##### Entries shown

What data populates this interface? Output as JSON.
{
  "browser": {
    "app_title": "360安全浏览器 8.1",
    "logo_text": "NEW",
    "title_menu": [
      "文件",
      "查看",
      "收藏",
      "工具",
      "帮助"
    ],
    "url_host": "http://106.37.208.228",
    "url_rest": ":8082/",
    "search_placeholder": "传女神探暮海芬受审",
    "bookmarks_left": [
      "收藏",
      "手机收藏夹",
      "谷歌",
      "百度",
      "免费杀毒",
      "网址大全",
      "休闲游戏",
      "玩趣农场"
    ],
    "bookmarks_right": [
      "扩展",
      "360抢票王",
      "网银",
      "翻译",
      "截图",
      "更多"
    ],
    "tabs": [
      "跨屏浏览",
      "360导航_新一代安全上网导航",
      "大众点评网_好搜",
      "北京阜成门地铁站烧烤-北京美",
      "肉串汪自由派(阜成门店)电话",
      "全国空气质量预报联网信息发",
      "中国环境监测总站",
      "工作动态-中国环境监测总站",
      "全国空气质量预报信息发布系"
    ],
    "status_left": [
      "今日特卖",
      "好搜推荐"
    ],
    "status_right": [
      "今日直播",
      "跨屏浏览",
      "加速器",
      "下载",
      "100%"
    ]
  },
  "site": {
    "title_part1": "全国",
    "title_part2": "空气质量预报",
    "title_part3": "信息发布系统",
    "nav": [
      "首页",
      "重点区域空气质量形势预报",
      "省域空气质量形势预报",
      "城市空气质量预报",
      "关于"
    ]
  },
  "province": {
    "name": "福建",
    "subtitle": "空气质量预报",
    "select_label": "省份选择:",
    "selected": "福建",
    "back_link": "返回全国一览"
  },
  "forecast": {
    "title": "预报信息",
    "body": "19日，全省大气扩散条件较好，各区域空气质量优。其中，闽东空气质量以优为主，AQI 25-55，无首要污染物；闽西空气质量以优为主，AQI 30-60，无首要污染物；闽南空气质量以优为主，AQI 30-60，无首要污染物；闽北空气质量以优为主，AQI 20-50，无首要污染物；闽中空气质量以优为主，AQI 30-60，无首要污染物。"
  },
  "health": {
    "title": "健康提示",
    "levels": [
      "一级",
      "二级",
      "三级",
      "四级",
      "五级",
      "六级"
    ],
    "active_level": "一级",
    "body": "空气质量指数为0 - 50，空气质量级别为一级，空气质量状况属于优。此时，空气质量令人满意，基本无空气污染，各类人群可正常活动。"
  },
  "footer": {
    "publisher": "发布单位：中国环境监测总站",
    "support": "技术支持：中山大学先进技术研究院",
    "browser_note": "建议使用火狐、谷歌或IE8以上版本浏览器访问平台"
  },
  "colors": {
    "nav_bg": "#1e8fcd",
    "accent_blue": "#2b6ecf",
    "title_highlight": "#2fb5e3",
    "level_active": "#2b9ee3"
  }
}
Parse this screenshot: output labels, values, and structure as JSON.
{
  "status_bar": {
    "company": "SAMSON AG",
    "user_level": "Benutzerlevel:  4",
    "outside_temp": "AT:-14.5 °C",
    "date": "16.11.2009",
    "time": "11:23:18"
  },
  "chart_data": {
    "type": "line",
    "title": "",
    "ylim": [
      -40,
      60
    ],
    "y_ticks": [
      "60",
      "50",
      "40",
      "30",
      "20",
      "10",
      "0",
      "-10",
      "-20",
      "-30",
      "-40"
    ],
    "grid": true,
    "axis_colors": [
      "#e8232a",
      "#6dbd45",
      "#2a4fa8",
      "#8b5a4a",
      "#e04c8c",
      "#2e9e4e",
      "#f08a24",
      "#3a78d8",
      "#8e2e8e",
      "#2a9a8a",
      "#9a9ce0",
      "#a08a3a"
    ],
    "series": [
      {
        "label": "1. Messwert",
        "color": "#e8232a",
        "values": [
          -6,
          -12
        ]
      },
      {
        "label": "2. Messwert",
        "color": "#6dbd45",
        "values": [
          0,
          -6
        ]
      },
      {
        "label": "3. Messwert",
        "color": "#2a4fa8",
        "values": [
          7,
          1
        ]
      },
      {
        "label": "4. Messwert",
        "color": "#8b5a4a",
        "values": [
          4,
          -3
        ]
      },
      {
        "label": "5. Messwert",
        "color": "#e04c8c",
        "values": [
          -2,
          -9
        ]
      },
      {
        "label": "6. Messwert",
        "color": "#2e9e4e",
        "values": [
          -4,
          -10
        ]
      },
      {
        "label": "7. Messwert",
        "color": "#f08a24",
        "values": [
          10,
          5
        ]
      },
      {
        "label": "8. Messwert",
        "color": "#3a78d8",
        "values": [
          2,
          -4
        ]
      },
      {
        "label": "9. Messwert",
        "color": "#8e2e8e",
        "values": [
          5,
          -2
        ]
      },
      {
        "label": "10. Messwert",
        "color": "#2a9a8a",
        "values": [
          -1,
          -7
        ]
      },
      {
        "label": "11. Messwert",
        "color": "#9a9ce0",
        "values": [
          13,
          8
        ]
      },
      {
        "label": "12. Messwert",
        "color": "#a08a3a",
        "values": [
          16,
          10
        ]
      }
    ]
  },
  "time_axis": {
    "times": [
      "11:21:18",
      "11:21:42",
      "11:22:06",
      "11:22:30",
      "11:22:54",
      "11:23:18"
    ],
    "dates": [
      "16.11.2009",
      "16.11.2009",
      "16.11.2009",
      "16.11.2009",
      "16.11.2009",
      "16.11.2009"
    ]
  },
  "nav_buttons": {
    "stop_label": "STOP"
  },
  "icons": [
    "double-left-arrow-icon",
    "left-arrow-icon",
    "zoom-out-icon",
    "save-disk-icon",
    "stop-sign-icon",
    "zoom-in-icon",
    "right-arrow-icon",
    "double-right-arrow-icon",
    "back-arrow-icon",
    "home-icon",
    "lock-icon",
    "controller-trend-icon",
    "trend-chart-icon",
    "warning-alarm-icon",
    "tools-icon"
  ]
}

##########

| Stated goal |
Copy all lines from the material that hold "arrow".

| Task output |
    "double-left-arrow-icon",
    "left-arrow-icon",
    "right-arrow-icon",
    "double-right-arrow-icon",
    "back-arrow-icon",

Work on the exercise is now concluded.